(Collected data)
----
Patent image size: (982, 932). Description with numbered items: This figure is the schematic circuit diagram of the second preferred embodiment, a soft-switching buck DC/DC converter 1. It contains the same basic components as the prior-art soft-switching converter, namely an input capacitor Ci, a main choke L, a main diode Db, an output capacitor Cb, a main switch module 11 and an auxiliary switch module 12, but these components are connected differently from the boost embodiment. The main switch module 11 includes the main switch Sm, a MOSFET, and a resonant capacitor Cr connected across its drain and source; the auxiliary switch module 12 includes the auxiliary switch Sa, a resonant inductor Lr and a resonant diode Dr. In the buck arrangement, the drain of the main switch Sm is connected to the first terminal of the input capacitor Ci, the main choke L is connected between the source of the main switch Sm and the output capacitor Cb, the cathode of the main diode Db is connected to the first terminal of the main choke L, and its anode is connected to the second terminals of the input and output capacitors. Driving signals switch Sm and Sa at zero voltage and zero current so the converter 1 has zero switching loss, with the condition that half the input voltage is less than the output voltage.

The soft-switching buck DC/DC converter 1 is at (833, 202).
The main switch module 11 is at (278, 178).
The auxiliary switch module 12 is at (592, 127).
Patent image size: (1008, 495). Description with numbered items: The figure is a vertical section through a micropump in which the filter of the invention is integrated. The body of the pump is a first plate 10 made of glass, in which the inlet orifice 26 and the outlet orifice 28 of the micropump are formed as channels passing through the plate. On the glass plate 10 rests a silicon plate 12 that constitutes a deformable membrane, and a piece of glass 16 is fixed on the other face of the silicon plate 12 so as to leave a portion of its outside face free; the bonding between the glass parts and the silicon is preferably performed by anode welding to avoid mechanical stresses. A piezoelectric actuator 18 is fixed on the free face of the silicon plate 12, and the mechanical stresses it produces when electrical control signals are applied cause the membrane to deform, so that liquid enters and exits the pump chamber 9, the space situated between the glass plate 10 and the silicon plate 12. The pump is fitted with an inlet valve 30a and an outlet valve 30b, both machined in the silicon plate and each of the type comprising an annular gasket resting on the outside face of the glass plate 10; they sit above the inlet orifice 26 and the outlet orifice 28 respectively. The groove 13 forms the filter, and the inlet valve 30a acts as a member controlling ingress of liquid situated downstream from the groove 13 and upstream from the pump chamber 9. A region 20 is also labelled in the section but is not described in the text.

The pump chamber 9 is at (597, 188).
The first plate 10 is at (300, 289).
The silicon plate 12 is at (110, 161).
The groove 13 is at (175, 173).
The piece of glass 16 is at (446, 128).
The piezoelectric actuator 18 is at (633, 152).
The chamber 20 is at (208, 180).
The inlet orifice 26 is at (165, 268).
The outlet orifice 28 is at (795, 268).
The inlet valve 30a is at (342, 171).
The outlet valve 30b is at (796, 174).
----
* **SHORT EXERCISE**:
Turn the lines from the start of the records through the line containing "The auxiliary switch module 12 is" into a numbered list, both ends included and blank lines left out.

* **COMPLETED TASK**:
1. Patent image size: (982, 932). Description with numbered items: This figure is the schematic circuit diagram of the second preferred embodiment, a soft-switching buck DC/DC converter 1. It contains the same basic components as the prior-art soft-switching converter, namely an input capacitor Ci, a main choke L, a main diode Db, an output capacitor Cb, a main switch module 11 and an auxiliary switch module 12, but these components are connected differently from the boost embodiment. The main switch module 11 includes the main switch Sm, a MOSFET, and a resonant capacitor Cr connected across its drain and source; the auxiliary switch module 12 includes the auxiliary switch Sa, a resonant inductor Lr and a resonant diode Dr. In the buck arrangement, the drain of the main switch Sm is connected to the first terminal of the input capacitor Ci, the main choke L is connected between the source of the main switch Sm and the output capacitor Cb, the cathode of the main diode Db is connected to the first terminal of the main choke L, and its anode is connected to the second terminals of the input and output capacitors. Driving signals switch Sm and Sa at zero voltage and zero current so the converter 1 has zero switching loss, with the condition that half the input voltage is less than the output voltage.
2. The soft-switching buck DC/DC converter 1 is at (833, 202).
3. The main switch module 11 is at (278, 178).
4. The auxiliary switch module 12 is at (592, 127).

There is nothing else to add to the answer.